━━━ ENTRIES

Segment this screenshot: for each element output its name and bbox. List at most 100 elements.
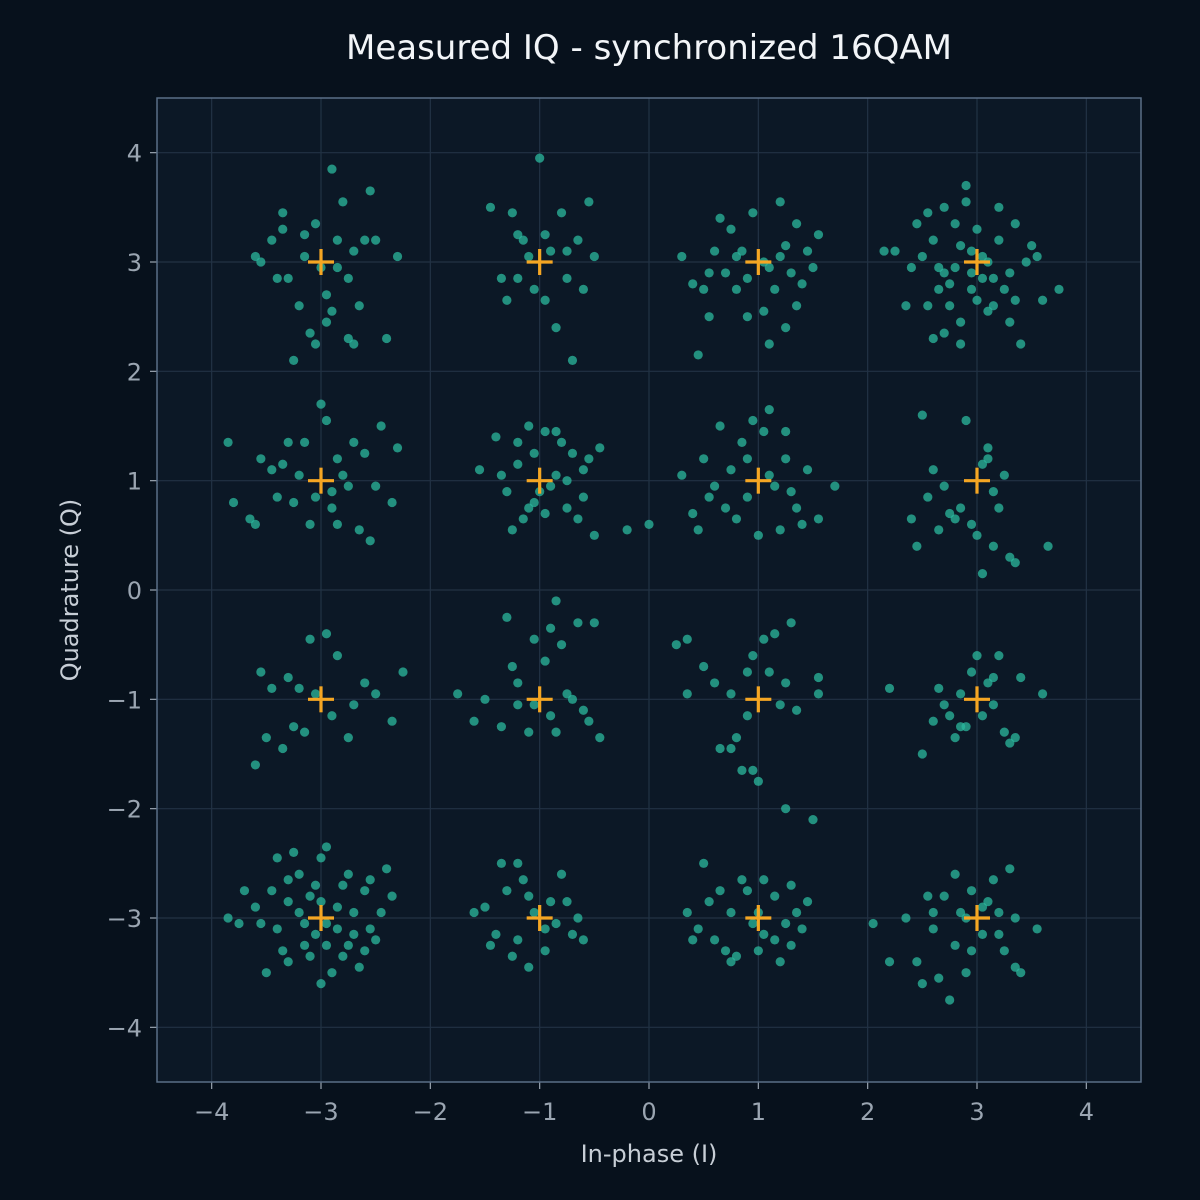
x-tick-label: 1 (751, 1098, 766, 1126)
measured-point (786, 940, 796, 950)
measured-point (622, 525, 632, 535)
measured-point (994, 235, 1004, 245)
measured-point (300, 918, 310, 929)
measured-point (983, 678, 993, 688)
measured-point (808, 815, 818, 825)
measured-point (540, 656, 550, 666)
measured-point (343, 940, 353, 950)
measured-point (1005, 268, 1015, 278)
measured-point (513, 273, 523, 283)
measured-point (786, 618, 796, 628)
measured-point (994, 907, 1004, 918)
measured-point (802, 246, 813, 256)
measured-point (502, 886, 512, 896)
measured-point (502, 487, 512, 497)
measured-point (513, 678, 523, 688)
measured-point (392, 443, 403, 453)
measured-point (901, 913, 911, 923)
measured-point (704, 492, 714, 502)
measured-point (343, 481, 353, 491)
measured-point (485, 202, 496, 212)
measured-point (289, 847, 299, 858)
measured-point (332, 651, 342, 661)
measured-point (792, 907, 802, 918)
measured-point (294, 470, 304, 480)
measured-point (382, 333, 392, 344)
measured-point (742, 667, 753, 677)
measured-point (917, 749, 927, 759)
measured-point (556, 869, 567, 879)
measured-point (496, 858, 506, 868)
measured-point (677, 251, 687, 262)
measured-point (737, 437, 747, 447)
measured-point (573, 514, 583, 524)
measured-point (332, 924, 342, 934)
measured-point (474, 465, 485, 475)
measured-point (742, 273, 753, 283)
measured-point (939, 700, 949, 710)
x-tick-label: −1 (522, 1098, 557, 1126)
measured-point (671, 640, 681, 650)
measured-point (972, 295, 982, 305)
measured-point (994, 651, 1004, 661)
measured-point (726, 689, 736, 699)
measured-point (737, 765, 747, 776)
measured-point (321, 317, 332, 327)
measured-point (950, 262, 960, 273)
measured-point (261, 733, 271, 743)
measured-point (994, 503, 1004, 513)
measured-point (928, 235, 938, 245)
measured-point (343, 733, 353, 743)
measured-point (720, 503, 731, 513)
measured-point (742, 711, 753, 721)
measured-point (524, 503, 534, 513)
measured-point (813, 230, 824, 240)
measured-point (556, 208, 567, 218)
measured-point (781, 678, 791, 688)
measured-point (294, 683, 304, 694)
measured-point (983, 306, 993, 316)
measured-point (945, 711, 955, 721)
measured-point (764, 262, 774, 273)
measured-point (321, 918, 332, 929)
measured-point (699, 454, 709, 464)
measured-point (327, 503, 337, 513)
measured-point (1010, 295, 1020, 305)
measured-point (556, 437, 567, 447)
measured-point (524, 251, 534, 262)
measured-point (977, 251, 988, 262)
measured-point (584, 197, 594, 207)
measured-point (310, 219, 321, 229)
measured-point (742, 886, 753, 896)
measured-point (529, 634, 539, 644)
measured-point (939, 328, 949, 338)
measured-point (956, 503, 966, 513)
measured-point (988, 875, 999, 885)
measured-point (759, 875, 769, 885)
measured-point (770, 891, 780, 901)
measured-point (371, 689, 381, 699)
measured-point (338, 197, 348, 207)
measured-point (321, 629, 332, 639)
measured-point (540, 924, 550, 934)
measured-point (294, 907, 304, 918)
measured-point (524, 727, 534, 737)
measured-point (950, 219, 960, 229)
measured-point (535, 153, 545, 163)
measured-point (310, 929, 321, 940)
measured-point (338, 470, 348, 480)
measured-point (250, 760, 260, 770)
measured-point (310, 689, 321, 699)
measured-point (267, 235, 277, 245)
measured-point (720, 268, 731, 278)
measured-point (726, 465, 736, 475)
measured-point (966, 886, 977, 896)
measured-point (491, 929, 501, 940)
measured-point (289, 722, 299, 732)
measured-point (775, 700, 785, 710)
measured-point (562, 503, 572, 513)
measured-point (228, 497, 239, 508)
measured-point (562, 246, 572, 256)
measured-point (906, 514, 917, 524)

━━━━━━

Return the lines of the listing starting at the line that contains "x-tick-label: 1 (751, 1098, 766, 1126)" and ending at the line that contains "measured-point (737, 437, 747, 447)", both included, and repeat them unchanged.

x-tick-label: 1 (751, 1098, 766, 1126)
measured-point (786, 940, 796, 950)
measured-point (622, 525, 632, 535)
measured-point (994, 235, 1004, 245)
measured-point (300, 918, 310, 929)
measured-point (983, 678, 993, 688)
measured-point (808, 815, 818, 825)
measured-point (540, 656, 550, 666)
measured-point (343, 940, 353, 950)
measured-point (1005, 268, 1015, 278)
measured-point (513, 273, 523, 283)
measured-point (786, 618, 796, 628)
measured-point (994, 907, 1004, 918)
measured-point (802, 246, 813, 256)
measured-point (502, 886, 512, 896)
measured-point (502, 487, 512, 497)
measured-point (513, 678, 523, 688)
measured-point (392, 443, 403, 453)
measured-point (901, 913, 911, 923)
measured-point (704, 492, 714, 502)
measured-point (343, 481, 353, 491)
measured-point (485, 202, 496, 212)
measured-point (289, 847, 299, 858)
measured-point (332, 651, 342, 661)
measured-point (792, 907, 802, 918)
measured-point (294, 470, 304, 480)
measured-point (382, 333, 392, 344)
measured-point (742, 667, 753, 677)
measured-point (917, 749, 927, 759)
measured-point (556, 869, 567, 879)
measured-point (496, 858, 506, 868)
measured-point (677, 251, 687, 262)
measured-point (737, 437, 747, 447)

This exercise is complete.